===== EXCERPTED DATA =====

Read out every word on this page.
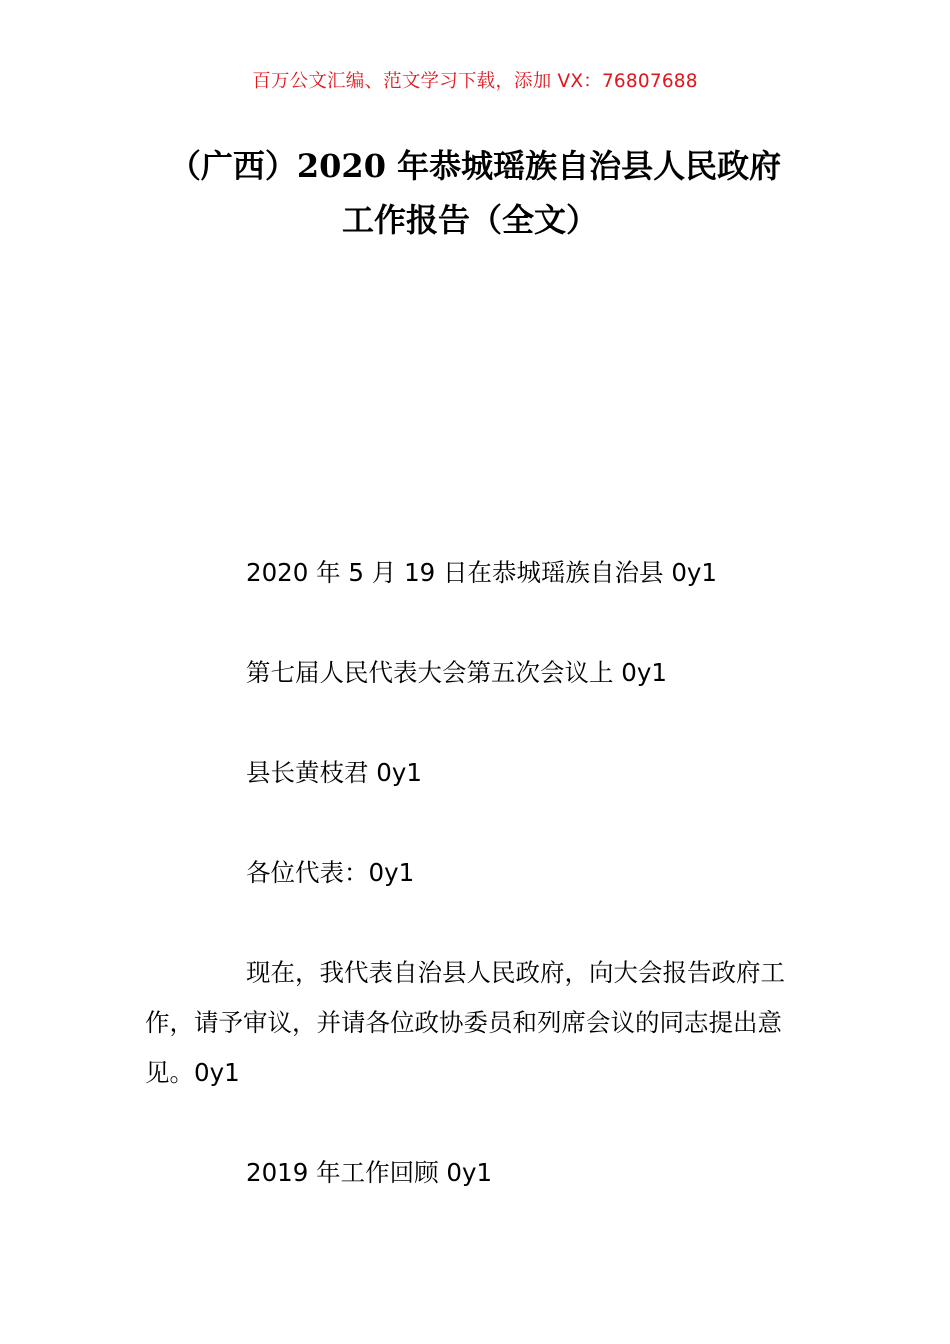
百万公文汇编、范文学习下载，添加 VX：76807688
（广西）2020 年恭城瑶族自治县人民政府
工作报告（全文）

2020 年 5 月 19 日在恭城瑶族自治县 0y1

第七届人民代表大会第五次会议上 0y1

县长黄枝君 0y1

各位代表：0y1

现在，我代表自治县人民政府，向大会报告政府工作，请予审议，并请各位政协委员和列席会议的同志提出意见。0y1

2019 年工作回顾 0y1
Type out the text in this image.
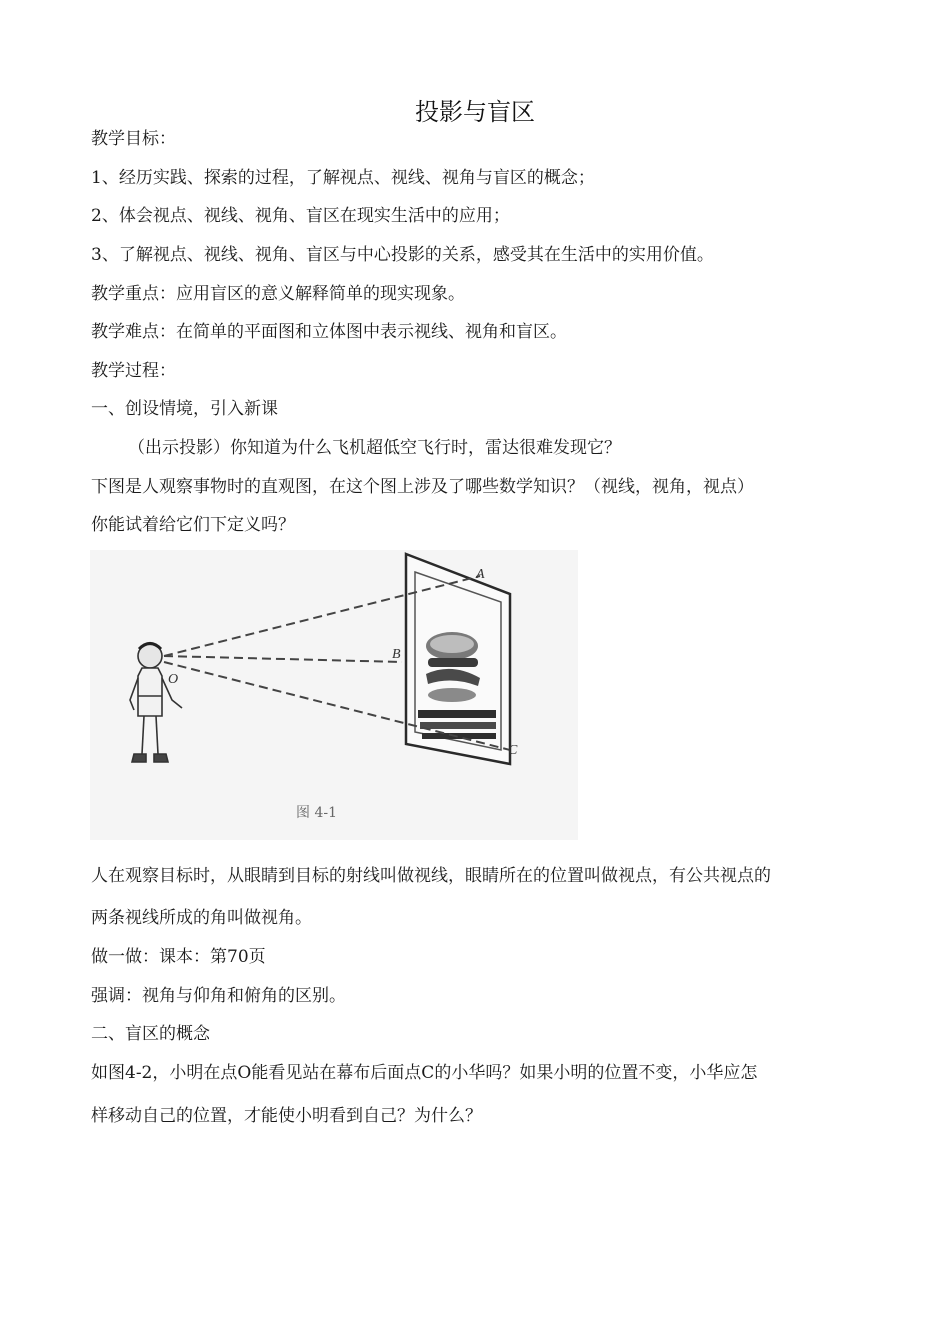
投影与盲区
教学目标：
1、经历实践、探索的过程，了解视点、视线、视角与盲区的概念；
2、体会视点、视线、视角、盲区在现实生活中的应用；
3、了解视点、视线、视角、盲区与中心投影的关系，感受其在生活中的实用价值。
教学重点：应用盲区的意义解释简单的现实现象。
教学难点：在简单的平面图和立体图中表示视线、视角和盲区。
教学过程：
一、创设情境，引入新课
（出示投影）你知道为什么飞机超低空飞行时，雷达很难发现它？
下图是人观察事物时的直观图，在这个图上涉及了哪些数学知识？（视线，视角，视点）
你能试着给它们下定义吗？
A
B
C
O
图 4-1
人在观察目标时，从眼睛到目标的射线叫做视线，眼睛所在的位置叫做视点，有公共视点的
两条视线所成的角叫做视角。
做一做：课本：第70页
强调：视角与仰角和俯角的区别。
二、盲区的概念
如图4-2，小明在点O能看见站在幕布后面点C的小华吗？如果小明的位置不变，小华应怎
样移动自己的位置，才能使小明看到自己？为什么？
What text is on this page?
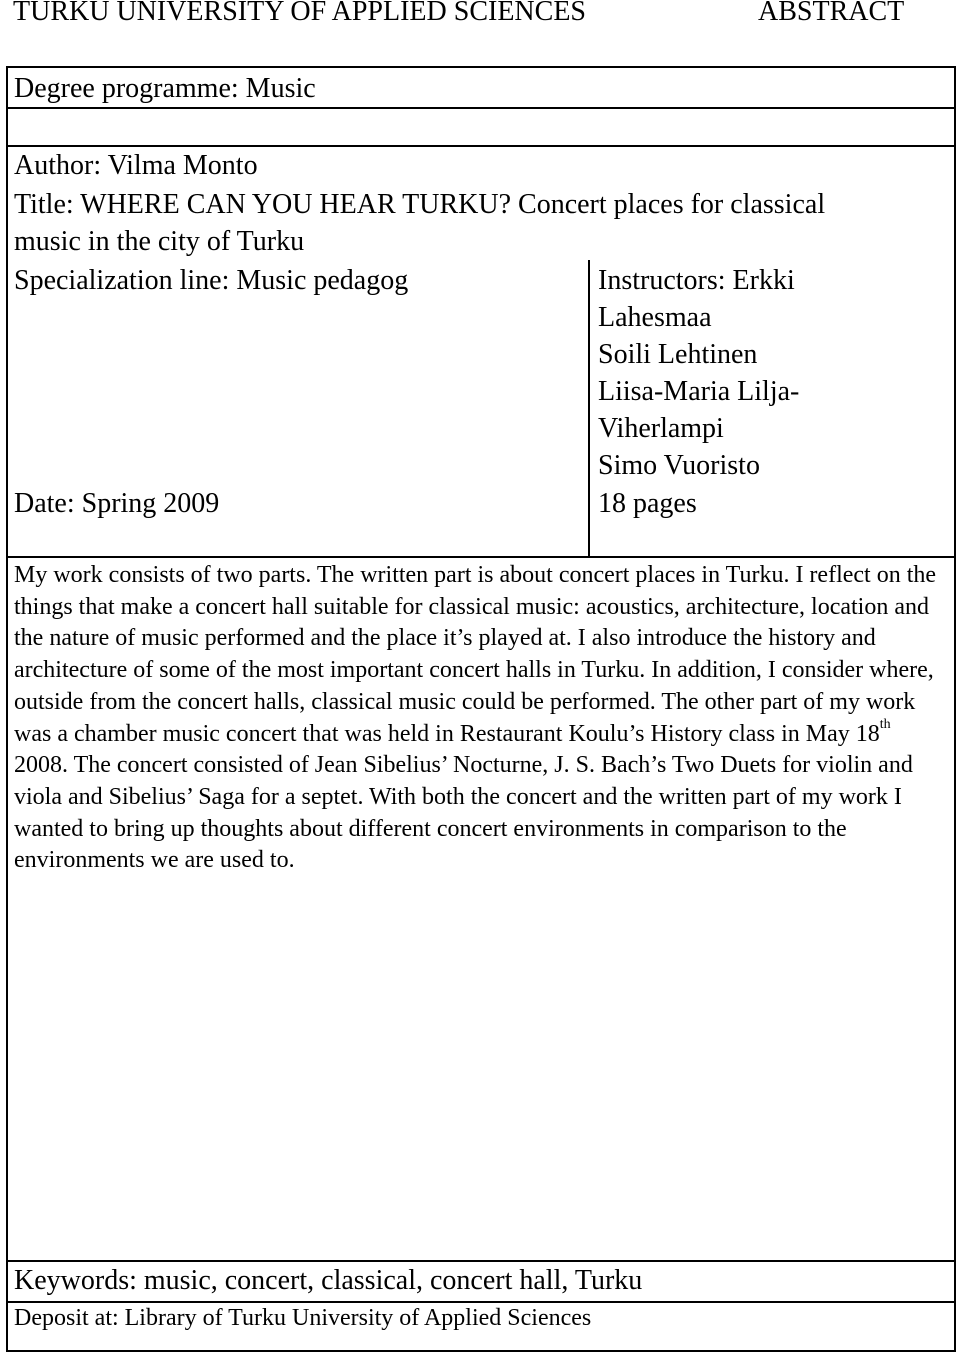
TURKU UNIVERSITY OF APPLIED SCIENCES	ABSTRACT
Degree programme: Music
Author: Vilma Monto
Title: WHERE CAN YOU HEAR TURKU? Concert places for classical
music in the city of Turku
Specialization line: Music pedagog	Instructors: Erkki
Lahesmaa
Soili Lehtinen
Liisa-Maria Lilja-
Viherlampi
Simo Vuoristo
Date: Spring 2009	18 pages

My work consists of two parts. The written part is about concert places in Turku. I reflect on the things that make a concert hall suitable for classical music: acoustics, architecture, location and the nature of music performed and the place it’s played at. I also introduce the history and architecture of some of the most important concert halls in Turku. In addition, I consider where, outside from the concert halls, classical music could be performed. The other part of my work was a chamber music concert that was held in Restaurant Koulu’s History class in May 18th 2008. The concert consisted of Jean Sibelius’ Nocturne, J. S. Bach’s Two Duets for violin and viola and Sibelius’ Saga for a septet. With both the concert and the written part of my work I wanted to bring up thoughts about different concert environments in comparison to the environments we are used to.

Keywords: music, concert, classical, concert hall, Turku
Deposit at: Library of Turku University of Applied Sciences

=====

▶ [AIM]:
Write the full listing out again with every line unchanged, but include no pictures.

▶ [WORKED ANSWER]:
Read out every word on this page.
百万公文汇编、范文学习下载，添加 VX：76807688
（广西）2020 年恭城瑶族自治县人民政府
工作报告（全文）

2020 年 5 月 19 日在恭城瑶族自治县 0y1

第七届人民代表大会第五次会议上 0y1

县长黄枝君 0y1

各位代表：0y1

现在，我代表自治县人民政府，向大会报告政府工作，请予审议，并请各位政协委员和列席会议的同志提出意见。0y1

2019 年工作回顾 0y1
Type out the text in this image.
投影与盲区
教学目标：
1、经历实践、探索的过程，了解视点、视线、视角与盲区的概念；
2、体会视点、视线、视角、盲区在现实生活中的应用；
3、了解视点、视线、视角、盲区与中心投影的关系，感受其在生活中的实用价值。
教学重点：应用盲区的意义解释简单的现实现象。
教学难点：在简单的平面图和立体图中表示视线、视角和盲区。
教学过程：
一、创设情境，引入新课
（出示投影）你知道为什么飞机超低空飞行时，雷达很难发现它？
下图是人观察事物时的直观图，在这个图上涉及了哪些数学知识？（视线，视角，视点）
你能试着给它们下定义吗？
A
B
C
O
图 4-1
人在观察目标时，从眼睛到目标的射线叫做视线，眼睛所在的位置叫做视点，有公共视点的
两条视线所成的角叫做视角。
做一做：课本：第70页
强调：视角与仰角和俯角的区别。
二、盲区的概念
如图4-2，小明在点O能看见站在幕布后面点C的小华吗？如果小明的位置不变，小华应怎
样移动自己的位置，才能使小明看到自己？为什么？
What text is on this page?
TURKU UNIVERSITY OF APPLIED SCIENCES	ABSTRACT
Degree programme: Music
Author: Vilma Monto
Title: WHERE CAN YOU HEAR TURKU? Concert places for classical
music in the city of Turku
Specialization line: Music pedagog	Instructors: Erkki
Lahesmaa
Soili Lehtinen
Liisa-Maria Lilja-
Viherlampi
Simo Vuoristo
Date: Spring 2009	18 pages

My work consists of two parts. The written part is about concert places in Turku. I reflect on the things that make a concert hall suitable for classical music: acoustics, architecture, location and the nature of music performed and the place it’s played at. I also introduce the history and architecture of some of the most important concert halls in Turku. In addition, I consider where, outside from the concert halls, classical music could be performed. The other part of my work was a chamber music concert that was held in Restaurant Koulu’s History class in May 18th 2008. The concert consisted of Jean Sibelius’ Nocturne, J. S. Bach’s Two Duets for violin and viola and Sibelius’ Saga for a septet. With both the concert and the written part of my work I wanted to bring up thoughts about different concert environments in comparison to the environments we are used to.

Keywords: music, concert, classical, concert hall, Turku
Deposit at: Library of Turku University of Applied Sciences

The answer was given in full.